- TASK OBJECTIVE -
Pick out every line in the data below that holds "start".

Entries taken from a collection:
■ ■ ■ ■ ■ ■ ■

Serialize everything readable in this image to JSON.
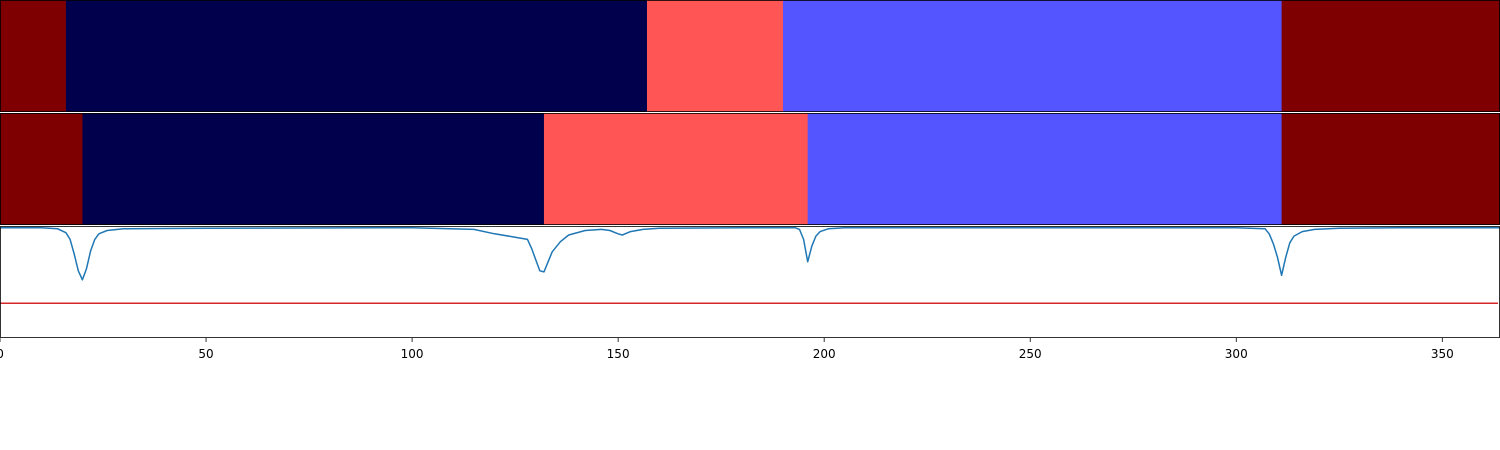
{
  "chart_data": [
    {
      "type": "segments",
      "panel": "top",
      "x_range": [
        0,
        364
      ],
      "segments": [
        {
          "start": 0,
          "end": 16,
          "color": "#7f0000"
        },
        {
          "start": 16,
          "end": 157,
          "color": "#00004c"
        },
        {
          "start": 157,
          "end": 190,
          "color": "#ff5555"
        },
        {
          "start": 190,
          "end": 311,
          "color": "#5555ff"
        },
        {
          "start": 311,
          "end": 364,
          "color": "#7f0000"
        }
      ]
    },
    {
      "type": "segments",
      "panel": "middle",
      "x_range": [
        0,
        364
      ],
      "segments": [
        {
          "start": 0,
          "end": 20,
          "color": "#7f0000"
        },
        {
          "start": 20,
          "end": 132,
          "color": "#00004c"
        },
        {
          "start": 132,
          "end": 196,
          "color": "#ff5555"
        },
        {
          "start": 196,
          "end": 311,
          "color": "#5555ff"
        },
        {
          "start": 311,
          "end": 364,
          "color": "#7f0000"
        }
      ]
    },
    {
      "type": "line",
      "panel": "bottom",
      "xlim": [
        0,
        364
      ],
      "ylim": [
        0,
        1
      ],
      "xticks": [
        0,
        50,
        100,
        150,
        200,
        250,
        300,
        350
      ],
      "threshold": {
        "value": 0.31,
        "color": "#d62728"
      },
      "series": [
        {
          "color": "#1f77b4",
          "points": [
            [
              0,
              0.985
            ],
            [
              10,
              0.985
            ],
            [
              14,
              0.975
            ],
            [
              16,
              0.94
            ],
            [
              17,
              0.88
            ],
            [
              18,
              0.75
            ],
            [
              19,
              0.6
            ],
            [
              20,
              0.52
            ],
            [
              21,
              0.62
            ],
            [
              22,
              0.78
            ],
            [
              23,
              0.88
            ],
            [
              24,
              0.93
            ],
            [
              26,
              0.96
            ],
            [
              30,
              0.975
            ],
            [
              50,
              0.98
            ],
            [
              100,
              0.985
            ],
            [
              115,
              0.97
            ],
            [
              120,
              0.93
            ],
            [
              125,
              0.9
            ],
            [
              128,
              0.88
            ],
            [
              129,
              0.8
            ],
            [
              130,
              0.7
            ],
            [
              131,
              0.6
            ],
            [
              132,
              0.59
            ],
            [
              133,
              0.68
            ],
            [
              134,
              0.77
            ],
            [
              136,
              0.86
            ],
            [
              138,
              0.92
            ],
            [
              142,
              0.96
            ],
            [
              146,
              0.97
            ],
            [
              148,
              0.96
            ],
            [
              150,
              0.93
            ],
            [
              151,
              0.92
            ],
            [
              153,
              0.95
            ],
            [
              156,
              0.97
            ],
            [
              160,
              0.98
            ],
            [
              180,
              0.985
            ],
            [
              193,
              0.985
            ],
            [
              194,
              0.97
            ],
            [
              195,
              0.88
            ],
            [
              196,
              0.68
            ],
            [
              197,
              0.82
            ],
            [
              198,
              0.91
            ],
            [
              199,
              0.95
            ],
            [
              201,
              0.975
            ],
            [
              205,
              0.985
            ],
            [
              250,
              0.985
            ],
            [
              300,
              0.985
            ],
            [
              307,
              0.975
            ],
            [
              308,
              0.93
            ],
            [
              309,
              0.84
            ],
            [
              310,
              0.72
            ],
            [
              311,
              0.56
            ],
            [
              312,
              0.72
            ],
            [
              313,
              0.85
            ],
            [
              314,
              0.91
            ],
            [
              316,
              0.95
            ],
            [
              319,
              0.97
            ],
            [
              325,
              0.98
            ],
            [
              340,
              0.985
            ],
            [
              364,
              0.985
            ]
          ]
        }
      ]
    }
  ]
}
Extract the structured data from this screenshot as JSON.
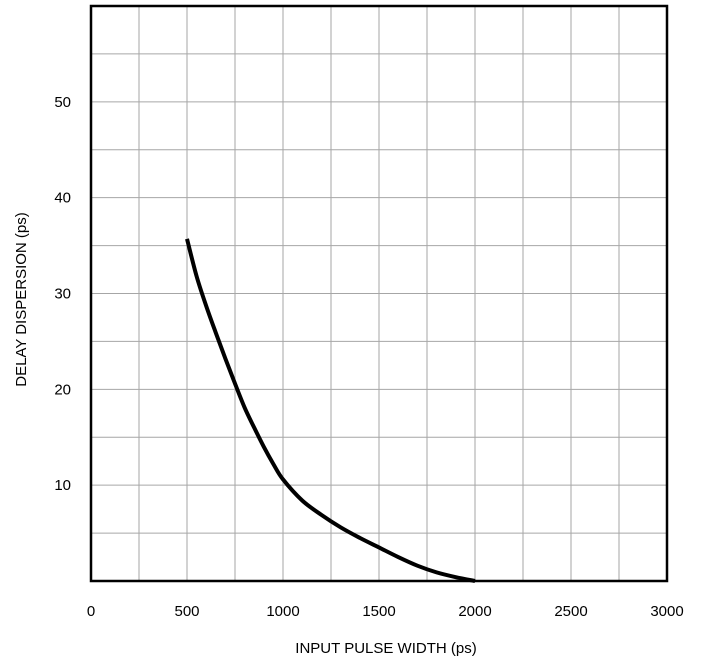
{
  "chart_data": {
    "type": "line",
    "title": "",
    "xlabel": "INPUT PULSE WIDTH (ps)",
    "ylabel": "DELAY DISPERSION (ps)",
    "xlim": [
      0,
      3000
    ],
    "ylim": [
      0,
      60
    ],
    "x_ticks": [
      0,
      500,
      1000,
      1500,
      2000,
      2500,
      3000
    ],
    "y_ticks": [
      10,
      20,
      30,
      40,
      50
    ],
    "x_tick_labels": [
      "0",
      "500",
      "1000",
      "1500",
      "2000",
      "2500",
      "3000"
    ],
    "y_tick_labels": [
      "10",
      "20",
      "30",
      "40",
      "50"
    ],
    "grid": true,
    "x_grid_step": 250,
    "y_grid_step": 5,
    "line_color": "#000000",
    "series": [
      {
        "x": [
          500,
          550,
          600,
          650,
          700,
          750,
          800,
          850,
          900,
          950,
          1000,
          1100,
          1200,
          1300,
          1400,
          1500,
          1600,
          1700,
          1800,
          1900,
          2000
        ],
        "y": [
          35.7,
          31.8,
          28.7,
          25.9,
          23.2,
          20.6,
          18.1,
          16.0,
          14.0,
          12.2,
          10.6,
          8.4,
          6.9,
          5.6,
          4.5,
          3.5,
          2.5,
          1.6,
          0.9,
          0.4,
          0.0
        ]
      }
    ]
  }
}
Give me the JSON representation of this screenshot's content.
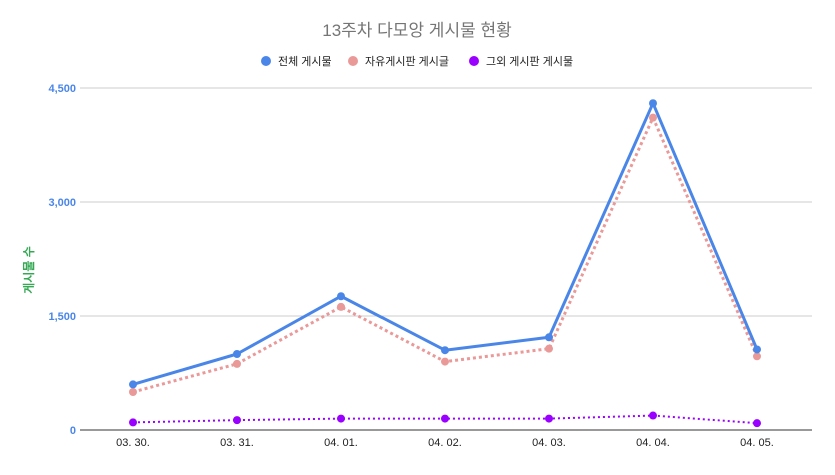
{
  "chart_data": {
    "type": "line",
    "title": "13주차 다모앙 게시물 현황",
    "xlabel": "",
    "ylabel": "게시물 수",
    "categories": [
      "03. 30.",
      "03. 31.",
      "04. 01.",
      "04. 02.",
      "04. 03.",
      "04. 04.",
      "04. 05."
    ],
    "ylim": [
      0,
      4500
    ],
    "yticks": [
      0,
      1500,
      3000,
      4500
    ],
    "ytick_labels": [
      "0",
      "1,500",
      "3,000",
      "4,500"
    ],
    "grid": true,
    "legend_position": "top",
    "series": [
      {
        "name": "전체 게시물",
        "color": "#4a86e8",
        "style": "solid",
        "values": [
          600,
          1000,
          1760,
          1050,
          1220,
          4300,
          1060
        ]
      },
      {
        "name": "자유게시판 게시글",
        "color": "#ea9999",
        "style": "dotted",
        "values": [
          500,
          870,
          1620,
          900,
          1070,
          4110,
          970
        ]
      },
      {
        "name": "그외 게시판 게시물",
        "color": "#9900ff",
        "style": "dotted",
        "values": [
          100,
          130,
          150,
          150,
          150,
          190,
          90
        ]
      }
    ],
    "colors": {
      "title": "#757575",
      "axis_label": "#34a853",
      "ytick": "#4a86e8",
      "xtick": "#222222",
      "grid": "#cccccc",
      "baseline": "#333333"
    }
  }
}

■ ■ ■ ■ ■ ■ ■

- CORRECT OUTPUT -
          "start": 0,
          "start": 16,
          "start": 157,
          "start": 190,
          "start": 311,
          "start": 0,
          "start": 20,
          "start": 132,
          "start": 196,
          "start": 311,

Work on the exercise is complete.